Dataset records
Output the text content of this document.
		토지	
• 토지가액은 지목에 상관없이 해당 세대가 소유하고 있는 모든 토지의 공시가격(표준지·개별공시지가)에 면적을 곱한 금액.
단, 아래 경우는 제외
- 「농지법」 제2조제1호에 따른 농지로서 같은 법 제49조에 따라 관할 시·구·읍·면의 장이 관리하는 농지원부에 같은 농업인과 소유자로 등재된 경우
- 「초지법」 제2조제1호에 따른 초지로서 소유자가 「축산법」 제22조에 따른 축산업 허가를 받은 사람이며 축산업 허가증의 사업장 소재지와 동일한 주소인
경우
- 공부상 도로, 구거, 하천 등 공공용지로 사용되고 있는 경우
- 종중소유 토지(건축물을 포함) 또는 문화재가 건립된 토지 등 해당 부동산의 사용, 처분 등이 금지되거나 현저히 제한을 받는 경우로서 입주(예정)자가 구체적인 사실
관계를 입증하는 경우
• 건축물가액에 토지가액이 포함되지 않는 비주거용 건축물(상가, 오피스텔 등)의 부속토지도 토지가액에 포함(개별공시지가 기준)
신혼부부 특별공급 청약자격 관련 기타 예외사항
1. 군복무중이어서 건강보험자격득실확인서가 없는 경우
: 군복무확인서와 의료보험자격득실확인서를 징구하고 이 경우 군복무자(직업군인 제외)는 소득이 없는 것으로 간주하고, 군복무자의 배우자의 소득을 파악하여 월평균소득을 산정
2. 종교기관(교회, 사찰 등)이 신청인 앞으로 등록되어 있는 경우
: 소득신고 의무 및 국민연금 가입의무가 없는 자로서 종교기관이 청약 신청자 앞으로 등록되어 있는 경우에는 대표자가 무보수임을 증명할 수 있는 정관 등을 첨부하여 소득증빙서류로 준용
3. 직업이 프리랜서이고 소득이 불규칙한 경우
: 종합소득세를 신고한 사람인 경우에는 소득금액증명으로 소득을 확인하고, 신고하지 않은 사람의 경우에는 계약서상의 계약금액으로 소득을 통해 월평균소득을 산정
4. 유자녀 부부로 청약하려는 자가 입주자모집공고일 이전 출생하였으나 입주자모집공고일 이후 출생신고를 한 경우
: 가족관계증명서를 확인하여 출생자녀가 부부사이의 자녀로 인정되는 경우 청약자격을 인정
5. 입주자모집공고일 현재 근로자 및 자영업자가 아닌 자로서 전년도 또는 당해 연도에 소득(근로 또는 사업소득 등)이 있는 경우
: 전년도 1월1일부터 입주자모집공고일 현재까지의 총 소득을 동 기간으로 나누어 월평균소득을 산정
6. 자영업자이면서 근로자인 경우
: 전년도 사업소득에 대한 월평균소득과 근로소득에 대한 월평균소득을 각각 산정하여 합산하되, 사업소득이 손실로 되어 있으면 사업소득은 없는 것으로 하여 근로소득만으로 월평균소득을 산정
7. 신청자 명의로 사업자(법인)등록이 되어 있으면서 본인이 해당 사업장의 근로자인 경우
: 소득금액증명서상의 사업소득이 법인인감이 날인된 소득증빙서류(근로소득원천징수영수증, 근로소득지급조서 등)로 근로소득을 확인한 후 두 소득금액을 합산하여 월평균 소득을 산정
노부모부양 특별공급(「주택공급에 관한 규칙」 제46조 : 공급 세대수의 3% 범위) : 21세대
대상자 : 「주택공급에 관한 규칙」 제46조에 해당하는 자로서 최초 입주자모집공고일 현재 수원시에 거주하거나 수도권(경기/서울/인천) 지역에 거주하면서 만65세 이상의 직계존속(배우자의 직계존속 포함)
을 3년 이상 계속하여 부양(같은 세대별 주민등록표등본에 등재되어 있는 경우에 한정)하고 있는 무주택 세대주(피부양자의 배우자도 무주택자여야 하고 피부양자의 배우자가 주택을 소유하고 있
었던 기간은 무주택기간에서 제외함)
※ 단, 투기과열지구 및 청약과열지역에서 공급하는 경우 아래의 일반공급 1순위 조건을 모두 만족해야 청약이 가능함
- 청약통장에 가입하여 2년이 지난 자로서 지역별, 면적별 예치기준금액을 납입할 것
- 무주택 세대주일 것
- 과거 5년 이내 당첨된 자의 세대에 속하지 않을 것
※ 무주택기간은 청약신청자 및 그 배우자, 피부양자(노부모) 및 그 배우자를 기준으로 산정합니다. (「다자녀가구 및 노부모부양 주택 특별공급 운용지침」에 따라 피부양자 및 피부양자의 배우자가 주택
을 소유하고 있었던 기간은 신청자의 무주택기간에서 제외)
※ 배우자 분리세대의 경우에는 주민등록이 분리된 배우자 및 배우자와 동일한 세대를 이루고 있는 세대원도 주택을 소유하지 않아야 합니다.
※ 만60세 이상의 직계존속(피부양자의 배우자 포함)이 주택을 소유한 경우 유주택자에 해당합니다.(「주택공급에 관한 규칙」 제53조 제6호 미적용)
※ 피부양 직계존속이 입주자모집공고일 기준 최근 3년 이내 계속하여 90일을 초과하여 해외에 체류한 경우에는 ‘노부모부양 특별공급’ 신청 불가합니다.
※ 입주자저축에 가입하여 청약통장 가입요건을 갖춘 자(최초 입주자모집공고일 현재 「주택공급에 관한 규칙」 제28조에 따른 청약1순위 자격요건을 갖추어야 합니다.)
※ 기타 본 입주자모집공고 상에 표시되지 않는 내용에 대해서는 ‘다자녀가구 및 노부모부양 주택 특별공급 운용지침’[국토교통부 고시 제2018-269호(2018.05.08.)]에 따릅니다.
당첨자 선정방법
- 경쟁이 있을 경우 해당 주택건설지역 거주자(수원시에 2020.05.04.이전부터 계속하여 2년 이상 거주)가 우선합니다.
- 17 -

### [Your task]
Gather each line that holds "개별공시지가".

### [Answer to this exercise]
• 토지가액은 지목에 상관없이 해당 세대가 소유하고 있는 모든 토지의 공시가격(표준지·개별공시지가)에 면적을 곱한 금액.
• 건축물가액에 토지가액이 포함되지 않는 비주거용 건축물(상가, 오피스텔 등)의 부속토지도 토지가액에 포함(개별공시지가 기준)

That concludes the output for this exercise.